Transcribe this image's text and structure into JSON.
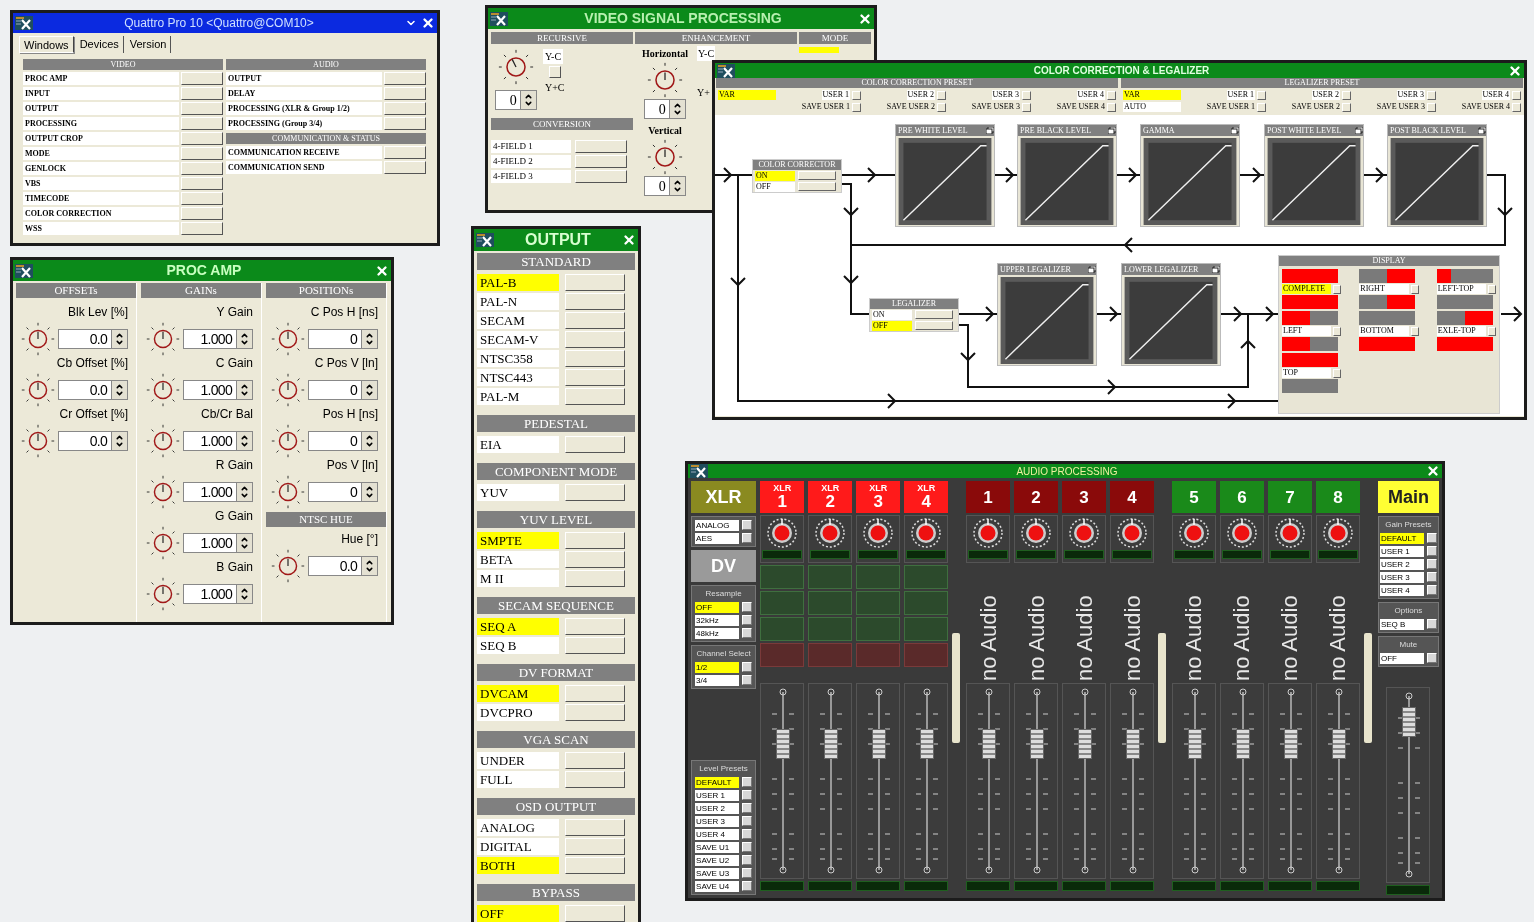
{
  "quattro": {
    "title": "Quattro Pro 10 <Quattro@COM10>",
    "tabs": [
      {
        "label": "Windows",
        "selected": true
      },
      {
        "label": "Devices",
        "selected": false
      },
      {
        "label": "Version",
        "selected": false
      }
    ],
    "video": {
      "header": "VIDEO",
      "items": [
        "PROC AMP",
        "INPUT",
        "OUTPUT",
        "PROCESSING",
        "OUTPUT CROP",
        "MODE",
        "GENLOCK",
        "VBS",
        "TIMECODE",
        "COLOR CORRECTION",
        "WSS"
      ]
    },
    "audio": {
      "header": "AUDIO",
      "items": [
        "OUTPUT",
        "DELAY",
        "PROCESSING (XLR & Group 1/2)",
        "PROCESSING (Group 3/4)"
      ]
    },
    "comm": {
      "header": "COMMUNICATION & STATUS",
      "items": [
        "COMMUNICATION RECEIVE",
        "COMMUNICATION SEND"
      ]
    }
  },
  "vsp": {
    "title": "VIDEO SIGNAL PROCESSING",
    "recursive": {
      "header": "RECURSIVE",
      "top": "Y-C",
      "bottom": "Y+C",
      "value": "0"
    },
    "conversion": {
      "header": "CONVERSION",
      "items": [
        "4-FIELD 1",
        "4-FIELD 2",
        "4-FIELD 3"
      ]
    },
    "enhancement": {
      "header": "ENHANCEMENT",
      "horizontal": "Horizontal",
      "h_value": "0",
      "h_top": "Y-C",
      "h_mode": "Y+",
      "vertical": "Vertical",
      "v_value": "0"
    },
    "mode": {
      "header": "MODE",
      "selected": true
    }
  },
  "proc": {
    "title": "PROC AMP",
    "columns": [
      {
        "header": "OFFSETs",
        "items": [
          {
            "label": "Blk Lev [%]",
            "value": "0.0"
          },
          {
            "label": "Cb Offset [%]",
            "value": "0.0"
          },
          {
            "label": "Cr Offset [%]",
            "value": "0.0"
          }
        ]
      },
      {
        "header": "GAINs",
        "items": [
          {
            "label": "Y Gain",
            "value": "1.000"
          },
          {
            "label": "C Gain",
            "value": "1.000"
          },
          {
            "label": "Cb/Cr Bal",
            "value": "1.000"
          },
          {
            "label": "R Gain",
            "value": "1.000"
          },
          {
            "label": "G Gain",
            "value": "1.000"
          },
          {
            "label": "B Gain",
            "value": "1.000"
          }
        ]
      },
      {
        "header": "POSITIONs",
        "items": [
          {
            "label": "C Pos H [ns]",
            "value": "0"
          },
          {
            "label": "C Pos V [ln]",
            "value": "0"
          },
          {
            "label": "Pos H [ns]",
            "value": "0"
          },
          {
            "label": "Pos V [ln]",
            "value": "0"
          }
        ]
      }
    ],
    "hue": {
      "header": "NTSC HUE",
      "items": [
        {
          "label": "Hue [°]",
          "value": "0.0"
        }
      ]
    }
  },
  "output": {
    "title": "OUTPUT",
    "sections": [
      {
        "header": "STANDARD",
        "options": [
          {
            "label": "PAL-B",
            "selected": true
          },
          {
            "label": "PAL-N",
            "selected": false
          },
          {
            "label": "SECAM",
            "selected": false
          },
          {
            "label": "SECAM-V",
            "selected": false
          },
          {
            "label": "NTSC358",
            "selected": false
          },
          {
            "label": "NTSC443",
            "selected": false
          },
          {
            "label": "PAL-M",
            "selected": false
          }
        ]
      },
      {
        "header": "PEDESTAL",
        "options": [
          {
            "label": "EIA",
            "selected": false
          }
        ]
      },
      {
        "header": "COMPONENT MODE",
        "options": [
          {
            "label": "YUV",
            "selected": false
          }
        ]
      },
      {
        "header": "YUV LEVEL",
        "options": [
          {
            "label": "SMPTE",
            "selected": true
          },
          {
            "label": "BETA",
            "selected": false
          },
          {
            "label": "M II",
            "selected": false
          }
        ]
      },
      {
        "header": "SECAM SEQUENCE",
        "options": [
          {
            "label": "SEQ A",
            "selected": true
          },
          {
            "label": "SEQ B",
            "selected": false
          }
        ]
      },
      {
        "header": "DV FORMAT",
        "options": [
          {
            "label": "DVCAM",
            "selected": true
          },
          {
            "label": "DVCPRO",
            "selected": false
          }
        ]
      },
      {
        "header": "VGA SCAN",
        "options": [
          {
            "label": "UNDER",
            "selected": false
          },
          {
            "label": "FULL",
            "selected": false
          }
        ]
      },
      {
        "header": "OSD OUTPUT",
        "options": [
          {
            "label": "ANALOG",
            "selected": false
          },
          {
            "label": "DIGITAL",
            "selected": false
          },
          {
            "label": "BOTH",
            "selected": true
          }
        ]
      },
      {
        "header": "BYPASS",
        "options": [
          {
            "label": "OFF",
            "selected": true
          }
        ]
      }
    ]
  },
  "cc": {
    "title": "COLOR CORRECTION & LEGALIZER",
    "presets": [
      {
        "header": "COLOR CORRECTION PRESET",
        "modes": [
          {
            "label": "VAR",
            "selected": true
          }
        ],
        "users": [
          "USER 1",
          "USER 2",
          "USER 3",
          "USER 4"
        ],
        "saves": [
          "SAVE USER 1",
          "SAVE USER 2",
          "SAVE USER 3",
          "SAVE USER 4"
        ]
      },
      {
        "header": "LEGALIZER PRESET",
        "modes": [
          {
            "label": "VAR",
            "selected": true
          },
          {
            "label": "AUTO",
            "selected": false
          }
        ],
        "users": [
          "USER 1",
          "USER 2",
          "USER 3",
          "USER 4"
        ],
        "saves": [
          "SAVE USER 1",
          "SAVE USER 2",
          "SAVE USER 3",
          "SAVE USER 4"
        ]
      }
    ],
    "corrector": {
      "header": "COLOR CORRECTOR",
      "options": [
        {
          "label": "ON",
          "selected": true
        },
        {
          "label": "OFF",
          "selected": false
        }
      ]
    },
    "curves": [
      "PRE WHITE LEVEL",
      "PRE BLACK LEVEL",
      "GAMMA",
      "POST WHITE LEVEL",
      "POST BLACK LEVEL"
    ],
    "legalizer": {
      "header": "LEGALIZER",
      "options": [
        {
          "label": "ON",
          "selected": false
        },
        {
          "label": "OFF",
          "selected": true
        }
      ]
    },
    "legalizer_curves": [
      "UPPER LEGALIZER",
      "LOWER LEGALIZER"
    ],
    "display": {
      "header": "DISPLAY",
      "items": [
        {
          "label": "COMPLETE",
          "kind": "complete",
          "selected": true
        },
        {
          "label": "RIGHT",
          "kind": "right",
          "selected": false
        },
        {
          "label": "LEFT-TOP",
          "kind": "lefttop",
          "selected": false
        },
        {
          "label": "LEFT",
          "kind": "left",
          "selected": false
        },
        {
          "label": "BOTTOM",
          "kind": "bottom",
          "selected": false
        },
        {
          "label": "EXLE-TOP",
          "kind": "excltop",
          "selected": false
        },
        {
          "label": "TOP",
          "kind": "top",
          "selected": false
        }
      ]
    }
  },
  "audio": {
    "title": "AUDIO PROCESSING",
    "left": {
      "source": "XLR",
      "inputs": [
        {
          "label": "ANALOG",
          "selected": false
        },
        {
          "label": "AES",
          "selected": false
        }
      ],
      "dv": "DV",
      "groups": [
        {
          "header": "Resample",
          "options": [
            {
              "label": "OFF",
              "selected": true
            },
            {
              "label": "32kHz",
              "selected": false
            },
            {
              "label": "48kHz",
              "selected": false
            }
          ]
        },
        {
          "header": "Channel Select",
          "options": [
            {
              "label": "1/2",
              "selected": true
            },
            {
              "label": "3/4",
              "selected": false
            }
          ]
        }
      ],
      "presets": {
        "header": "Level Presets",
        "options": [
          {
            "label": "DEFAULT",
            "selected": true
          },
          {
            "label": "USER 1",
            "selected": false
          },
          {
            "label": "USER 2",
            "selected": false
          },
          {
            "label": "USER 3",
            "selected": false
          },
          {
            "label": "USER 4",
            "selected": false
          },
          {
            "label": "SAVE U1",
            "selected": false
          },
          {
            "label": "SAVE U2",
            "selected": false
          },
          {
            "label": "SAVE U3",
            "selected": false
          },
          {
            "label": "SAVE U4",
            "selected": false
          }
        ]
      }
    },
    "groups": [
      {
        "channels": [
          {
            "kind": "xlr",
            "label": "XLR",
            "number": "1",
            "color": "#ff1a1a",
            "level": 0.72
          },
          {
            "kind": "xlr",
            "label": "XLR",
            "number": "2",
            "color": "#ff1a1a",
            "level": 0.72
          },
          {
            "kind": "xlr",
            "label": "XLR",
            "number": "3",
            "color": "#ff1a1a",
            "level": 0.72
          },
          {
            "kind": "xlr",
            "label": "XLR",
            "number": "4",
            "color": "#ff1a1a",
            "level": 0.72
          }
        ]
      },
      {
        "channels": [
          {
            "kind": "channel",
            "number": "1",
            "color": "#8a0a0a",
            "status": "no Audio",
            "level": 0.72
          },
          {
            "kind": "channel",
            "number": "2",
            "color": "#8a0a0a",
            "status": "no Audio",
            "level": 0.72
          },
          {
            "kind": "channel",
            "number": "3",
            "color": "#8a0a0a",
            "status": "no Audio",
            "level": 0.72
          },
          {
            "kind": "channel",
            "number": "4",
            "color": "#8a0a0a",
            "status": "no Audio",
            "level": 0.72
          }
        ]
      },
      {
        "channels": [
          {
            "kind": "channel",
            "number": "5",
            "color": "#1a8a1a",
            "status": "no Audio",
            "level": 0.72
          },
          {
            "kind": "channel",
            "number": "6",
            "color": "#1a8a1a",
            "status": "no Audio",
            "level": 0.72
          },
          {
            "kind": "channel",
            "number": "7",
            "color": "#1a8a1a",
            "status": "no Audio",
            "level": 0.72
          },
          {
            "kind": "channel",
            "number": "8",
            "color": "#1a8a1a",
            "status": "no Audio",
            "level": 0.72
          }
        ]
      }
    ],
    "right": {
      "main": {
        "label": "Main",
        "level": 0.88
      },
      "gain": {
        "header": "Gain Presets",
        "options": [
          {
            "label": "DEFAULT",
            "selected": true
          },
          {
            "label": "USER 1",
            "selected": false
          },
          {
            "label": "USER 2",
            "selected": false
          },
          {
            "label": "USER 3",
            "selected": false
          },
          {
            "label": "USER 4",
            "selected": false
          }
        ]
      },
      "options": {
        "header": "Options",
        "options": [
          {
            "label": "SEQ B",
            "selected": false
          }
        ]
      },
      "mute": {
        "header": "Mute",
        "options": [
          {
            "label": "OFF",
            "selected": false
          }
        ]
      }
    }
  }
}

= = =

- SET EXERCISE -
Read the entries and select each line where the word "title" is found.

- FULL SOLUTION -
    "title": "Quattro Pro 10 <Quattro@COM10>",
    "title": "VIDEO SIGNAL PROCESSING",
    "title": "PROC AMP",
    "title": "OUTPUT",
    "title": "COLOR CORRECTION & LEGALIZER",
    "title": "AUDIO PROCESSING",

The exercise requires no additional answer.